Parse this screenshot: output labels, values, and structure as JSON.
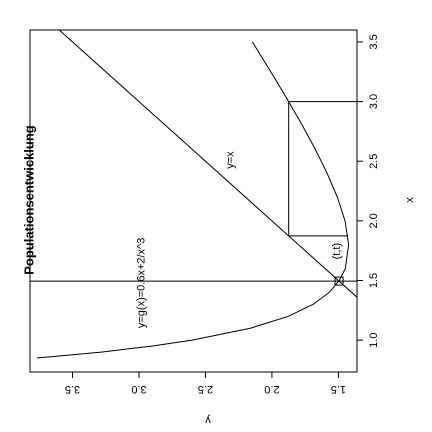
{
  "chart_data": {
    "type": "line",
    "title": "Populationsentwicklung",
    "xlabel": "x",
    "ylabel": "y",
    "xlim": [
      0.733,
      3.6
    ],
    "ylim": [
      1.36,
      3.82
    ],
    "xticks": [
      {
        "value": 1,
        "label": "1.0"
      },
      {
        "value": 1.5,
        "label": "1.5"
      },
      {
        "value": 2,
        "label": "2.0"
      },
      {
        "value": 2.5,
        "label": "2.5"
      },
      {
        "value": 3,
        "label": "3.0"
      },
      {
        "value": 3.5,
        "label": "3.5"
      }
    ],
    "yticks": [
      {
        "value": 1.5,
        "label": "1.5"
      },
      {
        "value": 2,
        "label": "2.0"
      },
      {
        "value": 2.5,
        "label": "2.5"
      },
      {
        "value": 3,
        "label": "3.0"
      },
      {
        "value": 3.5,
        "label": "3.5"
      }
    ],
    "color": "#000000",
    "series": [
      {
        "x": [
          0.85,
          0.9,
          0.95,
          1.0,
          1.1,
          1.2,
          1.3,
          1.4,
          1.5,
          1.6,
          1.8,
          2.0,
          2.2,
          2.4,
          2.6,
          2.8,
          3.0,
          3.2,
          3.5
        ],
        "values": [
          3.767,
          3.284,
          2.903,
          2.6,
          2.163,
          1.877,
          1.69,
          1.569,
          1.493,
          1.448,
          1.423,
          1.45,
          1.508,
          1.585,
          1.674,
          1.771,
          1.874,
          1.981,
          2.147
        ]
      },
      {
        "x": [
          1.36,
          3.6
        ],
        "values": [
          1.36,
          3.6
        ]
      },
      {
        "x": [
          3.0,
          3.0,
          1.874,
          1.874
        ],
        "values": [
          1.36,
          1.874,
          1.874,
          1.428
        ]
      },
      {
        "x": [
          1.495,
          1.495
        ],
        "values": [
          1.36,
          3.82
        ]
      }
    ],
    "fixpoint": {
      "x": 1.495,
      "y": 1.495,
      "label": "(t,t)"
    },
    "annotations": [
      "y=x",
      "y=g(x)=0.6x+2/x^3"
    ]
  }
}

+++

**TASK**.
Reproduce all of the material above word for word. Omit the pictures.

**THE REPLY**.
Parse this screenshot: output labels, values, and structure as JSON.
{
  "chart_data": {
    "type": "line",
    "title": "Populationsentwicklung",
    "xlabel": "x",
    "ylabel": "y",
    "xlim": [
      0.733,
      3.6
    ],
    "ylim": [
      1.36,
      3.82
    ],
    "xticks": [
      {
        "value": 1,
        "label": "1.0"
      },
      {
        "value": 1.5,
        "label": "1.5"
      },
      {
        "value": 2,
        "label": "2.0"
      },
      {
        "value": 2.5,
        "label": "2.5"
      },
      {
        "value": 3,
        "label": "3.0"
      },
      {
        "value": 3.5,
        "label": "3.5"
      }
    ],
    "yticks": [
      {
        "value": 1.5,
        "label": "1.5"
      },
      {
        "value": 2,
        "label": "2.0"
      },
      {
        "value": 2.5,
        "label": "2.5"
      },
      {
        "value": 3,
        "label": "3.0"
      },
      {
        "value": 3.5,
        "label": "3.5"
      }
    ],
    "color": "#000000",
    "series": [
      {
        "x": [
          0.85,
          0.9,
          0.95,
          1.0,
          1.1,
          1.2,
          1.3,
          1.4,
          1.5,
          1.6,
          1.8,
          2.0,
          2.2,
          2.4,
          2.6,
          2.8,
          3.0,
          3.2,
          3.5
        ],
        "values": [
          3.767,
          3.284,
          2.903,
          2.6,
          2.163,
          1.877,
          1.69,
          1.569,
          1.493,
          1.448,
          1.423,
          1.45,
          1.508,
          1.585,
          1.674,
          1.771,
          1.874,
          1.981,
          2.147
        ]
      },
      {
        "x": [
          1.36,
          3.6
        ],
        "values": [
          1.36,
          3.6
        ]
      },
      {
        "x": [
          3.0,
          3.0,
          1.874,
          1.874
        ],
        "values": [
          1.36,
          1.874,
          1.874,
          1.428
        ]
      },
      {
        "x": [
          1.495,
          1.495
        ],
        "values": [
          1.36,
          3.82
        ]
      }
    ],
    "fixpoint": {
      "x": 1.495,
      "y": 1.495,
      "label": "(t,t)"
    },
    "annotations": [
      "y=x",
      "y=g(x)=0.6x+2/x^3"
    ]
  }
}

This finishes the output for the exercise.